What is being asked | Sift the material for lines containing "Nossa", and return them.

A run of records
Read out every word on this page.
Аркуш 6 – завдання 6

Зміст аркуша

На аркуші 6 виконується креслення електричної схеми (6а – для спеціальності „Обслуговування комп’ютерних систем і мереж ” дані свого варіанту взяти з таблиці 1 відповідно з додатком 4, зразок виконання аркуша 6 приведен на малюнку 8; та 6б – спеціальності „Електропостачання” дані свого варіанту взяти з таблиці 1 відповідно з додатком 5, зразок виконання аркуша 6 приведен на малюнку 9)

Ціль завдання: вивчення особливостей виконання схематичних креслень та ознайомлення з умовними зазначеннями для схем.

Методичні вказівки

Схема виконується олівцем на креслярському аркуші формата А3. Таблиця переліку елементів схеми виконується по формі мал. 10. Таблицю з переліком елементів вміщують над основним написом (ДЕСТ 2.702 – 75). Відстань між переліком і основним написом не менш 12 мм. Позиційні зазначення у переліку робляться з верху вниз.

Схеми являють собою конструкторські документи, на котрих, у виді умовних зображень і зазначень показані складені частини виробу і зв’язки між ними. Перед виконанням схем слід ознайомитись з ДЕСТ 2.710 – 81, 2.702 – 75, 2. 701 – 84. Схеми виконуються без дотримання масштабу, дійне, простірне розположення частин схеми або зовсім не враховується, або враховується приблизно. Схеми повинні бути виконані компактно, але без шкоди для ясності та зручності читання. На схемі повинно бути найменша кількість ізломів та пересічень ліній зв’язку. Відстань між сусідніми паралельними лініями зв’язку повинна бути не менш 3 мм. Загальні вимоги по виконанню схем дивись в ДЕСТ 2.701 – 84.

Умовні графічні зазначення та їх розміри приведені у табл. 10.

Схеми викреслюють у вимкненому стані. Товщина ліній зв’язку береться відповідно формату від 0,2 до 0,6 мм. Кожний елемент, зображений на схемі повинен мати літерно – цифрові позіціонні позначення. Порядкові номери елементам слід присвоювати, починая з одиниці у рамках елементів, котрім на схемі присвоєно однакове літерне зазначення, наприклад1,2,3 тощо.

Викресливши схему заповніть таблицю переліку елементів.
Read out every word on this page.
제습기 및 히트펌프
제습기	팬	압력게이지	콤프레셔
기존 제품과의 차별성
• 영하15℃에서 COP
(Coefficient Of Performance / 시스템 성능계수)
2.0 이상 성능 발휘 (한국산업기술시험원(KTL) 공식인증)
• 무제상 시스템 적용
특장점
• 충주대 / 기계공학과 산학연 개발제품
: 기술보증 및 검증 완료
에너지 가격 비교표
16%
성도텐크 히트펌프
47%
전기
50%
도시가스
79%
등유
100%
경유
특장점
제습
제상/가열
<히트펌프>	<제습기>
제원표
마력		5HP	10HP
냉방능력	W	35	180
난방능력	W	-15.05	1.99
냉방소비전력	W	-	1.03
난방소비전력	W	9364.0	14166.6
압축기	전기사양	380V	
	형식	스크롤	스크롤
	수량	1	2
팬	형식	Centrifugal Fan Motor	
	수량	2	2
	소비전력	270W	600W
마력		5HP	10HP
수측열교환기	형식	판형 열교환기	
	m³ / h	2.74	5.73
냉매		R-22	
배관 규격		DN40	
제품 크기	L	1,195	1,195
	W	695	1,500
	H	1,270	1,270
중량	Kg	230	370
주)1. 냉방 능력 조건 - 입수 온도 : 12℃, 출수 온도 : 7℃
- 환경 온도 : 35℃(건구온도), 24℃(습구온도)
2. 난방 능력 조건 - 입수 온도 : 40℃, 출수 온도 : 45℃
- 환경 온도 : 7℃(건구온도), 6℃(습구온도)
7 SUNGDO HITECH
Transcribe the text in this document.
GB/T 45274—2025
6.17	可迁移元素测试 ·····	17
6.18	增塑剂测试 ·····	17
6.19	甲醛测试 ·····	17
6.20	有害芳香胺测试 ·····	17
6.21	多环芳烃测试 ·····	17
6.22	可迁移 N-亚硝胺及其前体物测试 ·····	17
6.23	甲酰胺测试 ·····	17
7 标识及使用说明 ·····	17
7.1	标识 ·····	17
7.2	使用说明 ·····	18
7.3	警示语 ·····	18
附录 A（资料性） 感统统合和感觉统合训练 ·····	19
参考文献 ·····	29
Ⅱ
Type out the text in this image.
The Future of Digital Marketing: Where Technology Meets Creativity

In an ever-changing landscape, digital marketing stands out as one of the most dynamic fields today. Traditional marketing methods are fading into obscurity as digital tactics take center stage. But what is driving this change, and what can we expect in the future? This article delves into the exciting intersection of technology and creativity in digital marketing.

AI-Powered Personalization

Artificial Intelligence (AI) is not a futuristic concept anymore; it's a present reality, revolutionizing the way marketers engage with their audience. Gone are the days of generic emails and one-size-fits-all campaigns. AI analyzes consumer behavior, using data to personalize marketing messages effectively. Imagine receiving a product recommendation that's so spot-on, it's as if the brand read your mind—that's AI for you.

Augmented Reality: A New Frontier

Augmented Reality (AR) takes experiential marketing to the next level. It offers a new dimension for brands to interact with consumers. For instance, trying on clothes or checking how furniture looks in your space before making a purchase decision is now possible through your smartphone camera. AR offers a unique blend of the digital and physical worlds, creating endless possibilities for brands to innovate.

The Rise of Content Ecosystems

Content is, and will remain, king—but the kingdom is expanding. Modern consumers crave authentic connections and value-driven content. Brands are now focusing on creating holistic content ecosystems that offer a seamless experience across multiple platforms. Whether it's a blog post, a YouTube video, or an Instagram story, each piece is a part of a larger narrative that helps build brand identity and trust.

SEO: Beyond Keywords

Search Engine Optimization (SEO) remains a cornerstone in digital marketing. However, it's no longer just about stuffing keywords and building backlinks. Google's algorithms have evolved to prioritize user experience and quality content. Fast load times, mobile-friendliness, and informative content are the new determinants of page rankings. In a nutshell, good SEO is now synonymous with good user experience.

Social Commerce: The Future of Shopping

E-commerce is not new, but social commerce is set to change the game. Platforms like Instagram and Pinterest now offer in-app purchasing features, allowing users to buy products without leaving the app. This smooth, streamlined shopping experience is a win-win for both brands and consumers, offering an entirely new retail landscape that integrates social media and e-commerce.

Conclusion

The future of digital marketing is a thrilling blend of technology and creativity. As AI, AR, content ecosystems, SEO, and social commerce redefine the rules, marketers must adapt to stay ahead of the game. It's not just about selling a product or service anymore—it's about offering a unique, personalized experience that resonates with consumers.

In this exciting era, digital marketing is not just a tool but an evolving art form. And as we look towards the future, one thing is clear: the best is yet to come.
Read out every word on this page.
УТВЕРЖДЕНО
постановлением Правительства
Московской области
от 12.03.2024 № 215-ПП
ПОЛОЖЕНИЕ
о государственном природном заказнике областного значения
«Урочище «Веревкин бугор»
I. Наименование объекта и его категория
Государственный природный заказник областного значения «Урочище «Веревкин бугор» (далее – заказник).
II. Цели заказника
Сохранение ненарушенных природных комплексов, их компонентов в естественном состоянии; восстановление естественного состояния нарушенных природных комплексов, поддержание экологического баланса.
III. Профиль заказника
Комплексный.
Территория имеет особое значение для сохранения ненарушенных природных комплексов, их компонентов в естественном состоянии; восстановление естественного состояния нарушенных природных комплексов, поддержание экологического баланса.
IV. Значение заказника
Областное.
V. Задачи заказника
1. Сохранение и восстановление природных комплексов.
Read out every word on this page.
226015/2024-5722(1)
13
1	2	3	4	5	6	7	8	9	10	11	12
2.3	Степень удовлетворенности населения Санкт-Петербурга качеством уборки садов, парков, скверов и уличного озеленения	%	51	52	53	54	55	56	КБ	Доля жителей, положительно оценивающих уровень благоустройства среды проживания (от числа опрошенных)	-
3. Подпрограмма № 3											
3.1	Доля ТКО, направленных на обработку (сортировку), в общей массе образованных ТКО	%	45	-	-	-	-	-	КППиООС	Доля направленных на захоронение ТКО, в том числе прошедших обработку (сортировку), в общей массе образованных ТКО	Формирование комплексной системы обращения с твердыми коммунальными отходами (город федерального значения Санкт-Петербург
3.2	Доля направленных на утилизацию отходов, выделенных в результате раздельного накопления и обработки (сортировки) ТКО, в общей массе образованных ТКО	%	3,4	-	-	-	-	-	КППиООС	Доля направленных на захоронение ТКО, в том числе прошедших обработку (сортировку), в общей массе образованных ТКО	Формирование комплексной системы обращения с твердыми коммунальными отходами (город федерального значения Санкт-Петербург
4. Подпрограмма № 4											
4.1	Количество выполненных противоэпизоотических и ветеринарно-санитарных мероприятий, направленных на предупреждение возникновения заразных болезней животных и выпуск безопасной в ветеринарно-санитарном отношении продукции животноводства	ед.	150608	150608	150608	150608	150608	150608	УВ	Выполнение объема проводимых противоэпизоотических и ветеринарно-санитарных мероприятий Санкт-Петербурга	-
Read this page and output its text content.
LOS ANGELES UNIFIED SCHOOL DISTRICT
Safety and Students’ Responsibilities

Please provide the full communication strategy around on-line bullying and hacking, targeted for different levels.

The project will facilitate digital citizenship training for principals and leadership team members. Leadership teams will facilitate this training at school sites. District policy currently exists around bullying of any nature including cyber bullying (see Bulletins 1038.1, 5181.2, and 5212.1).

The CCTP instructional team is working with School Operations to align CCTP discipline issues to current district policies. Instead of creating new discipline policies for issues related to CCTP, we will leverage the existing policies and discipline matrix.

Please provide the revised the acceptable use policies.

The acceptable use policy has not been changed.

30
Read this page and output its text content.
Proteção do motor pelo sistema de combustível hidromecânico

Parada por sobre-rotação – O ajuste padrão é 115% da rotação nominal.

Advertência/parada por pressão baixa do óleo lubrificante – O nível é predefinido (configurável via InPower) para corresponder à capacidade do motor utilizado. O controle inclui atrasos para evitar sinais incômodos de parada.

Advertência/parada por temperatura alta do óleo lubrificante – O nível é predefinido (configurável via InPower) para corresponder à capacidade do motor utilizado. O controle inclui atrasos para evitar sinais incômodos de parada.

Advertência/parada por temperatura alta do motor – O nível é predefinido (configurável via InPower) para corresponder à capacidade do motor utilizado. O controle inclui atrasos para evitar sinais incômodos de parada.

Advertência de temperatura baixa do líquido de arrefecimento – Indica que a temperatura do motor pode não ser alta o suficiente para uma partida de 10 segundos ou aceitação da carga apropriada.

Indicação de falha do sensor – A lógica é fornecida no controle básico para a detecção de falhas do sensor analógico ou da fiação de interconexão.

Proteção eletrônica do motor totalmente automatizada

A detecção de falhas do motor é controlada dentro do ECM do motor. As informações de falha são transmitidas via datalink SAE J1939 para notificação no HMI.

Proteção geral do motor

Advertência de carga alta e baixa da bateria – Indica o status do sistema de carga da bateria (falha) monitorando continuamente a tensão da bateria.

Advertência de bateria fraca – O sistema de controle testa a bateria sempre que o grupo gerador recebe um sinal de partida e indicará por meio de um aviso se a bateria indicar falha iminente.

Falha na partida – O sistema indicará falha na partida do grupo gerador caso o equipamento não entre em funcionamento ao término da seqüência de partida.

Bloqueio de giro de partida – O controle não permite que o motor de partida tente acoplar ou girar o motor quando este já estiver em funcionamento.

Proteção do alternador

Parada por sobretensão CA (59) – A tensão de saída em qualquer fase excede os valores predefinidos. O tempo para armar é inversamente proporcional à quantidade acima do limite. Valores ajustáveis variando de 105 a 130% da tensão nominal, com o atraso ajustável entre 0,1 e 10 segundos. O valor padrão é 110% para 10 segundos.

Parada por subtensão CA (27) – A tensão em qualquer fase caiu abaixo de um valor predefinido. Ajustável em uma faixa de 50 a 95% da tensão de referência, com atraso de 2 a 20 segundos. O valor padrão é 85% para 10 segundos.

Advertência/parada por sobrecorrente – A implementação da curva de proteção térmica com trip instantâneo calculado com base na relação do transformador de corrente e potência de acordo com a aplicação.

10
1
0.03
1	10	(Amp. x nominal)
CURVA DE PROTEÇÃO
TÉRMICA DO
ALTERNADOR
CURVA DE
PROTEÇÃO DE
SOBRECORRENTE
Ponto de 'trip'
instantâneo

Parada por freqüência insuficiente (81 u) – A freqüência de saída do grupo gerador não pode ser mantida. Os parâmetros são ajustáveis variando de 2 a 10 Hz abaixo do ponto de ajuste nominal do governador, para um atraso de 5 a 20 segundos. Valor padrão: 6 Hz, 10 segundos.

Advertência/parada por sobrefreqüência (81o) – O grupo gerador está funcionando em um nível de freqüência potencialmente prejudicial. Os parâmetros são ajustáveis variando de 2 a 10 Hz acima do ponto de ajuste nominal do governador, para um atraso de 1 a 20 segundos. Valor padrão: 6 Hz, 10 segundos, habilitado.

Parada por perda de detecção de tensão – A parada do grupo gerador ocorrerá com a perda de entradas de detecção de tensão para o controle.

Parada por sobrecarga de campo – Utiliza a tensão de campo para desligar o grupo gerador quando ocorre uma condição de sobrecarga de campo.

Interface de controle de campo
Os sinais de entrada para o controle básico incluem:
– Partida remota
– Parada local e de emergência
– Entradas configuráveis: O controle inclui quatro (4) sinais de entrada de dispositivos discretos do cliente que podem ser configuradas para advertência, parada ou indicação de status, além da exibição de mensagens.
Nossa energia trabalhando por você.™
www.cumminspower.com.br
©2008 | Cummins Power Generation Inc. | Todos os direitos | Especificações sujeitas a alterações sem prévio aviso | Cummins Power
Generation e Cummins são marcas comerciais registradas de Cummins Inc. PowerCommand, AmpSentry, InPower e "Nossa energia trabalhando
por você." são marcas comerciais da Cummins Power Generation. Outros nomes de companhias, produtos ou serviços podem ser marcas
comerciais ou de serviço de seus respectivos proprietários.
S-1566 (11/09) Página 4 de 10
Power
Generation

Response for this exercise |
Nossa energia trabalhando por você.™
Generation e Cummins são marcas comerciais registradas de Cummins Inc. PowerCommand, AmpSentry, InPower e "Nossa energia trabalhando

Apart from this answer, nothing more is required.